**Description of the task:**
Copy all the data exactly, except the pictures.

**Provided information:**
╔══

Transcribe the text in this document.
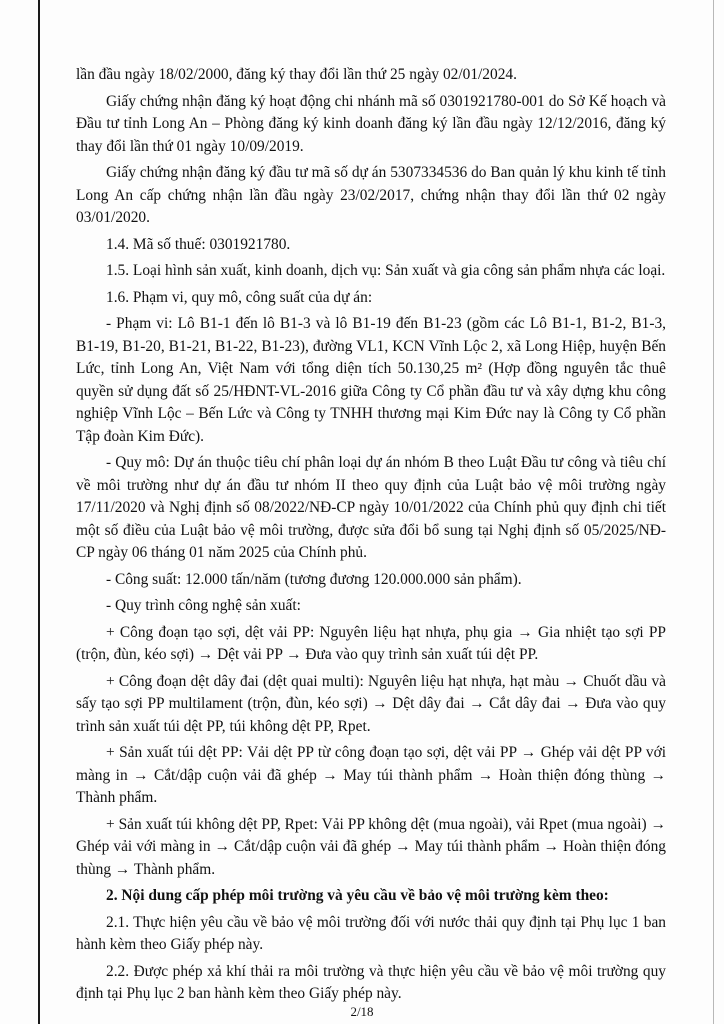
lần đầu ngày 18/02/2000, đăng ký thay đổi lần thứ 25 ngày 02/01/2024.

Giấy chứng nhận đăng ký hoạt động chi nhánh mã số 0301921780-001 do Sở Kế hoạch và Đầu tư tỉnh Long An – Phòng đăng ký kinh doanh đăng ký lần đầu ngày 12/12/2016, đăng ký thay đổi lần thứ 01 ngày 10/09/2019.

Giấy chứng nhận đăng ký đầu tư mã số dự án 5307334536 do Ban quản lý khu kinh tế tỉnh Long An cấp chứng nhận lần đầu ngày 23/02/2017, chứng nhận thay đổi lần thứ 02 ngày 03/01/2020.

1.4. Mã số thuế: 0301921780.

1.5. Loại hình sản xuất, kinh doanh, dịch vụ: Sản xuất và gia công sản phẩm nhựa các loại.

1.6. Phạm vi, quy mô, công suất của dự án:

- Phạm vi: Lô B1-1 đến lô B1-3 và lô B1-19 đến B1-23 (gồm các Lô B1-1, B1-2, B1-3, B1-19, B1-20, B1-21, B1-22, B1-23), đường VL1, KCN Vĩnh Lộc 2, xã Long Hiệp, huyện Bến Lức, tỉnh Long An, Việt Nam với tổng diện tích 50.130,25 m² (Hợp đồng nguyên tắc thuê quyền sử dụng đất số 25/HĐNT-VL-2016 giữa Công ty Cổ phần đầu tư và xây dựng khu công nghiệp Vĩnh Lộc – Bến Lức và Công ty TNHH thương mại Kim Đức nay là Công ty Cổ phần Tập đoàn Kim Đức).

- Quy mô: Dự án thuộc tiêu chí phân loại dự án nhóm B theo Luật Đầu tư công và tiêu chí về môi trường như dự án đầu tư nhóm II theo quy định của Luật bảo vệ môi trường ngày 17/11/2020 và Nghị định số 08/2022/NĐ-CP ngày 10/01/2022 của Chính phủ quy định chi tiết một số điều của Luật bảo vệ môi trường, được sửa đổi bổ sung tại Nghị định số 05/2025/NĐ-CP ngày 06 tháng 01 năm 2025 của Chính phủ.

- Công suất: 12.000 tấn/năm (tương đương 120.000.000 sản phẩm).

- Quy trình công nghệ sản xuất:

+ Công đoạn tạo sợi, dệt vải PP: Nguyên liệu hạt nhựa, phụ gia → Gia nhiệt tạo sợi PP (trộn, đùn, kéo sợi) → Dệt vải PP → Đưa vào quy trình sản xuất túi dệt PP.

+ Công đoạn dệt dây đai (dệt quai multi): Nguyên liệu hạt nhựa, hạt màu → Chuốt dầu và sấy tạo sợi PP multilament (trộn, đùn, kéo sợi) → Dệt dây đai → Cắt dây đai → Đưa vào quy trình sản xuất túi dệt PP, túi không dệt PP, Rpet.

+ Sản xuất túi dệt PP: Vải dệt PP từ công đoạn tạo sợi, dệt vải PP → Ghép vải dệt PP với màng in → Cắt/dập cuộn vải đã ghép → May túi thành phẩm → Hoàn thiện đóng thùng → Thành phẩm.

+ Sản xuất túi không dệt PP, Rpet: Vải PP không dệt (mua ngoài), vải Rpet (mua ngoài) → Ghép vải với màng in → Cắt/dập cuộn vải đã ghép → May túi thành phẩm → Hoàn thiện đóng thùng → Thành phẩm.

2. Nội dung cấp phép môi trường và yêu cầu về bảo vệ môi trường kèm theo:

2.1. Thực hiện yêu cầu về bảo vệ môi trường đối với nước thải quy định tại Phụ lục 1 ban hành kèm theo Giấy phép này.

2.2. Được phép xả khí thải ra môi trường và thực hiện yêu cầu về bảo vệ môi trường quy định tại Phụ lục 2 ban hành kèm theo Giấy phép này.

2/18
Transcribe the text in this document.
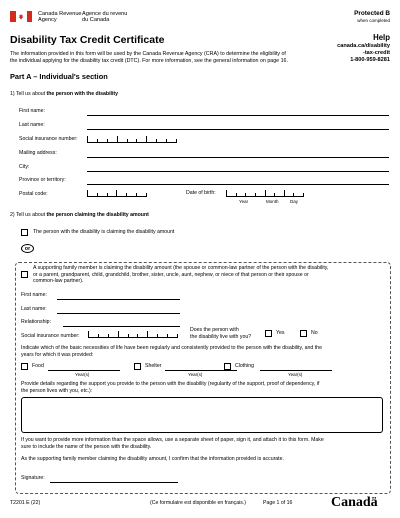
Canada Revenue
Agency
Agence du revenu
du Canada
Protected B
when completed
Help
canada.ca/disability
-tax-credit
1-800-959-8281
Disability Tax Credit Certificate
The information provided in this form will be used by the Canada Revenue Agency (CRA) to determine the eligibility of
the individual applying for the disability tax credit (DTC). For more information, see the general information on page 16.
Part A – Individual's section
1) Tell us about the person with the disability
First name:
Last name:
Social insurance number:
Mailing address:
City:
Province or territory:
Postal code:	Date of birth:
Year	Month	Day
2) Tell us about the person claiming the disability amount
The person with the disability is claiming the disability amount
or
A supporting family member is claiming the disability amount (the spouse or common-law partner of the person with the disability,
or a parent, grandparent, child, grandchild, brother, sister, uncle, aunt, nephew, or niece of that person or their spouse or
common-law partner).
First name:
Last name:
Relationship:
Social insurance number:
Does the person with
the disability live with you?
Yes	No
Indicate which of the basic necessities of life have been regularly and consistently provided to the person with the disability, and the
years for which it was provided:
Food
Year(s)
Shelter
Year(s)
Clothing
Year(s)
Provide details regarding the support you provide to the person with the disability (regularity of the support, proof of dependency, if
the person lives with you, etc.):
If you want to provide more information than the space allows, use a separate sheet of paper, sign it, and attach it to this form. Make
sure to include the name of the person with the disability.
As the supporting family member claiming the disability amount, I confirm that the information provided is accurate.
Signature:
T2201 E (22)	(Ce formulaire est disponible en français.)	Page 1 of 16	Canadä
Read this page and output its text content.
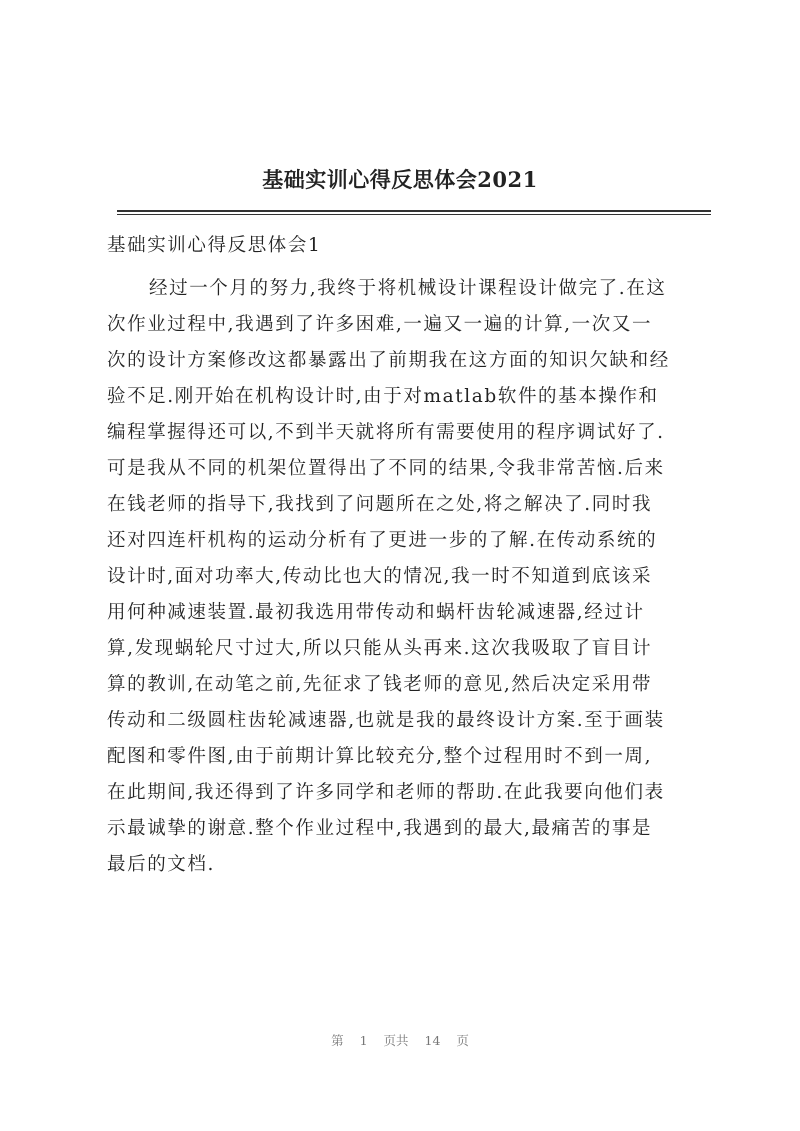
基础实训心得反思体会2021
基础实训心得反思体会1
经过一个月的努力,我终于将机械设计课程设计做完了.在这
次作业过程中,我遇到了许多困难,一遍又一遍的计算,一次又一
次的设计方案修改这都暴露出了前期我在这方面的知识欠缺和经
验不足.刚开始在机构设计时,由于对matlab软件的基本操作和
编程掌握得还可以,不到半天就将所有需要使用的程序调试好了.
可是我从不同的机架位置得出了不同的结果,令我非常苦恼.后来
在钱老师的指导下,我找到了问题所在之处,将之解决了.同时我
还对四连杆机构的运动分析有了更进一步的了解.在传动系统的
设计时,面对功率大,传动比也大的情况,我一时不知道到底该采
用何种减速装置.最初我选用带传动和蜗杆齿轮减速器,经过计
算,发现蜗轮尺寸过大,所以只能从头再来.这次我吸取了盲目计
算的教训,在动笔之前,先征求了钱老师的意见,然后决定采用带
传动和二级圆柱齿轮减速器,也就是我的最终设计方案.至于画装
配图和零件图,由于前期计算比较充分,整个过程用时不到一周,
在此期间,我还得到了许多同学和老师的帮助.在此我要向他们表
示最诚挚的谢意.整个作业过程中,我遇到的最大,最痛苦的事是
最后的文档.
第 1 页共 14 页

╚══

**Solution for this task:**
Transcribe the text in this document.
lần đầu ngày 18/02/2000, đăng ký thay đổi lần thứ 25 ngày 02/01/2024.

Giấy chứng nhận đăng ký hoạt động chi nhánh mã số 0301921780-001 do Sở Kế hoạch và Đầu tư tỉnh Long An – Phòng đăng ký kinh doanh đăng ký lần đầu ngày 12/12/2016, đăng ký thay đổi lần thứ 01 ngày 10/09/2019.

Giấy chứng nhận đăng ký đầu tư mã số dự án 5307334536 do Ban quản lý khu kinh tế tỉnh Long An cấp chứng nhận lần đầu ngày 23/02/2017, chứng nhận thay đổi lần thứ 02 ngày 03/01/2020.

1.4. Mã số thuế: 0301921780.

1.5. Loại hình sản xuất, kinh doanh, dịch vụ: Sản xuất và gia công sản phẩm nhựa các loại.

1.6. Phạm vi, quy mô, công suất của dự án:

- Phạm vi: Lô B1-1 đến lô B1-3 và lô B1-19 đến B1-23 (gồm các Lô B1-1, B1-2, B1-3, B1-19, B1-20, B1-21, B1-22, B1-23), đường VL1, KCN Vĩnh Lộc 2, xã Long Hiệp, huyện Bến Lức, tỉnh Long An, Việt Nam với tổng diện tích 50.130,25 m² (Hợp đồng nguyên tắc thuê quyền sử dụng đất số 25/HĐNT-VL-2016 giữa Công ty Cổ phần đầu tư và xây dựng khu công nghiệp Vĩnh Lộc – Bến Lức và Công ty TNHH thương mại Kim Đức nay là Công ty Cổ phần Tập đoàn Kim Đức).

- Quy mô: Dự án thuộc tiêu chí phân loại dự án nhóm B theo Luật Đầu tư công và tiêu chí về môi trường như dự án đầu tư nhóm II theo quy định của Luật bảo vệ môi trường ngày 17/11/2020 và Nghị định số 08/2022/NĐ-CP ngày 10/01/2022 của Chính phủ quy định chi tiết một số điều của Luật bảo vệ môi trường, được sửa đổi bổ sung tại Nghị định số 05/2025/NĐ-CP ngày 06 tháng 01 năm 2025 của Chính phủ.

- Công suất: 12.000 tấn/năm (tương đương 120.000.000 sản phẩm).

- Quy trình công nghệ sản xuất:

+ Công đoạn tạo sợi, dệt vải PP: Nguyên liệu hạt nhựa, phụ gia → Gia nhiệt tạo sợi PP (trộn, đùn, kéo sợi) → Dệt vải PP → Đưa vào quy trình sản xuất túi dệt PP.

+ Công đoạn dệt dây đai (dệt quai multi): Nguyên liệu hạt nhựa, hạt màu → Chuốt dầu và sấy tạo sợi PP multilament (trộn, đùn, kéo sợi) → Dệt dây đai → Cắt dây đai → Đưa vào quy trình sản xuất túi dệt PP, túi không dệt PP, Rpet.

+ Sản xuất túi dệt PP: Vải dệt PP từ công đoạn tạo sợi, dệt vải PP → Ghép vải dệt PP với màng in → Cắt/dập cuộn vải đã ghép → May túi thành phẩm → Hoàn thiện đóng thùng → Thành phẩm.

+ Sản xuất túi không dệt PP, Rpet: Vải PP không dệt (mua ngoài), vải Rpet (mua ngoài) → Ghép vải với màng in → Cắt/dập cuộn vải đã ghép → May túi thành phẩm → Hoàn thiện đóng thùng → Thành phẩm.

2. Nội dung cấp phép môi trường và yêu cầu về bảo vệ môi trường kèm theo:

2.1. Thực hiện yêu cầu về bảo vệ môi trường đối với nước thải quy định tại Phụ lục 1 ban hành kèm theo Giấy phép này.

2.2. Được phép xả khí thải ra môi trường và thực hiện yêu cầu về bảo vệ môi trường quy định tại Phụ lục 2 ban hành kèm theo Giấy phép này.

2/18
Transcribe the text in this document.
Canada Revenue
Agency
Agence du revenu
du Canada
Protected B
when completed
Help
canada.ca/disability
-tax-credit
1-800-959-8281
Disability Tax Credit Certificate
The information provided in this form will be used by the Canada Revenue Agency (CRA) to determine the eligibility of
the individual applying for the disability tax credit (DTC). For more information, see the general information on page 16.
Part A – Individual's section
1) Tell us about the person with the disability
First name:
Last name:
Social insurance number:
Mailing address:
City:
Province or territory:
Postal code:	Date of birth:
Year	Month	Day
2) Tell us about the person claiming the disability amount
The person with the disability is claiming the disability amount
or
A supporting family member is claiming the disability amount (the spouse or common-law partner of the person with the disability,
or a parent, grandparent, child, grandchild, brother, sister, uncle, aunt, nephew, or niece of that person or their spouse or
common-law partner).
First name:
Last name:
Relationship:
Social insurance number:
Does the person with
the disability live with you?
Yes	No
Indicate which of the basic necessities of life have been regularly and consistently provided to the person with the disability, and the
years for which it was provided:
Food
Year(s)
Shelter
Year(s)
Clothing
Year(s)
Provide details regarding the support you provide to the person with the disability (regularity of the support, proof of dependency, if
the person lives with you, etc.):
If you want to provide more information than the space allows, use a separate sheet of paper, sign it, and attach it to this form. Make
sure to include the name of the person with the disability.
As the supporting family member claiming the disability amount, I confirm that the information provided is accurate.
Signature:
T2201 E (22)	(Ce formulaire est disponible en français.)	Page 1 of 16	Canadä
Read this page and output its text content.
基础实训心得反思体会2021
基础实训心得反思体会1
经过一个月的努力,我终于将机械设计课程设计做完了.在这
次作业过程中,我遇到了许多困难,一遍又一遍的计算,一次又一
次的设计方案修改这都暴露出了前期我在这方面的知识欠缺和经
验不足.刚开始在机构设计时,由于对matlab软件的基本操作和
编程掌握得还可以,不到半天就将所有需要使用的程序调试好了.
可是我从不同的机架位置得出了不同的结果,令我非常苦恼.后来
在钱老师的指导下,我找到了问题所在之处,将之解决了.同时我
还对四连杆机构的运动分析有了更进一步的了解.在传动系统的
设计时,面对功率大,传动比也大的情况,我一时不知道到底该采
用何种减速装置.最初我选用带传动和蜗杆齿轮减速器,经过计
算,发现蜗轮尺寸过大,所以只能从头再来.这次我吸取了盲目计
算的教训,在动笔之前,先征求了钱老师的意见,然后决定采用带
传动和二级圆柱齿轮减速器,也就是我的最终设计方案.至于画装
配图和零件图,由于前期计算比较充分,整个过程用时不到一周,
在此期间,我还得到了许多同学和老师的帮助.在此我要向他们表
示最诚挚的谢意.整个作业过程中,我遇到的最大,最痛苦的事是
最后的文档.
第 1 页共 14 页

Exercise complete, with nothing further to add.